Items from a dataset

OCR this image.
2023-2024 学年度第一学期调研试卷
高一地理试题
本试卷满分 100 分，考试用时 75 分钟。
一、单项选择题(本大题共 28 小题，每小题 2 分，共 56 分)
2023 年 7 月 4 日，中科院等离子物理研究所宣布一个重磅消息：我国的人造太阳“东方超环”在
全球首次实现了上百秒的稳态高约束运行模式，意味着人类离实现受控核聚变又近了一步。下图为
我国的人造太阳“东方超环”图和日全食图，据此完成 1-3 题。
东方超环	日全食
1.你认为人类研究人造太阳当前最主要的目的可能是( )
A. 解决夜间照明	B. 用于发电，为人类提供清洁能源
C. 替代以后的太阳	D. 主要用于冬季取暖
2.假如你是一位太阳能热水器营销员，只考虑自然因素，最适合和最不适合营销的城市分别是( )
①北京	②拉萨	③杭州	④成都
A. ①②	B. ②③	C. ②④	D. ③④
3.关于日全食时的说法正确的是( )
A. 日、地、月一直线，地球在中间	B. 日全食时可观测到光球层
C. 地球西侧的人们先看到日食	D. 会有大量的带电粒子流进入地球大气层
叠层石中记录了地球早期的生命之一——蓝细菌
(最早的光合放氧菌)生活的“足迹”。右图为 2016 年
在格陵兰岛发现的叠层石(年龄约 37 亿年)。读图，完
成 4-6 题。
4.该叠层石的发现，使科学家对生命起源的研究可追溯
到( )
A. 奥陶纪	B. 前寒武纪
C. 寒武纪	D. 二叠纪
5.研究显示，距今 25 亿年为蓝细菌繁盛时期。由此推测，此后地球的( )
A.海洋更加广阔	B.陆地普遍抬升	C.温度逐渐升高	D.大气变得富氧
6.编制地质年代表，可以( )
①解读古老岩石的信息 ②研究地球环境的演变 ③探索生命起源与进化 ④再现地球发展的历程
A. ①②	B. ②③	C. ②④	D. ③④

Aim of the task
Write the entries again, exactly as they stand.

Exercise result
OCR this image.
2023-2024 学年度第一学期调研试卷
高一地理试题
本试卷满分 100 分，考试用时 75 分钟。
一、单项选择题(本大题共 28 小题，每小题 2 分，共 56 分)
2023 年 7 月 4 日，中科院等离子物理研究所宣布一个重磅消息：我国的人造太阳“东方超环”在
全球首次实现了上百秒的稳态高约束运行模式，意味着人类离实现受控核聚变又近了一步。下图为
我国的人造太阳“东方超环”图和日全食图，据此完成 1-3 题。
东方超环	日全食
1.你认为人类研究人造太阳当前最主要的目的可能是( )
A. 解决夜间照明	B. 用于发电，为人类提供清洁能源
C. 替代以后的太阳	D. 主要用于冬季取暖
2.假如你是一位太阳能热水器营销员，只考虑自然因素，最适合和最不适合营销的城市分别是( )
①北京	②拉萨	③杭州	④成都
A. ①②	B. ②③	C. ②④	D. ③④
3.关于日全食时的说法正确的是( )
A. 日、地、月一直线，地球在中间	B. 日全食时可观测到光球层
C. 地球西侧的人们先看到日食	D. 会有大量的带电粒子流进入地球大气层
叠层石中记录了地球早期的生命之一——蓝细菌
(最早的光合放氧菌)生活的“足迹”。右图为 2016 年
在格陵兰岛发现的叠层石(年龄约 37 亿年)。读图，完
成 4-6 题。
4.该叠层石的发现，使科学家对生命起源的研究可追溯
到( )
A. 奥陶纪	B. 前寒武纪
C. 寒武纪	D. 二叠纪
5.研究显示，距今 25 亿年为蓝细菌繁盛时期。由此推测，此后地球的( )
A.海洋更加广阔	B.陆地普遍抬升	C.温度逐渐升高	D.大气变得富氧
6.编制地质年代表，可以( )
①解读古老岩石的信息 ②研究地球环境的演变 ③探索生命起源与进化 ④再现地球发展的历程
A. ①②	B. ②③	C. ②④	D. ③④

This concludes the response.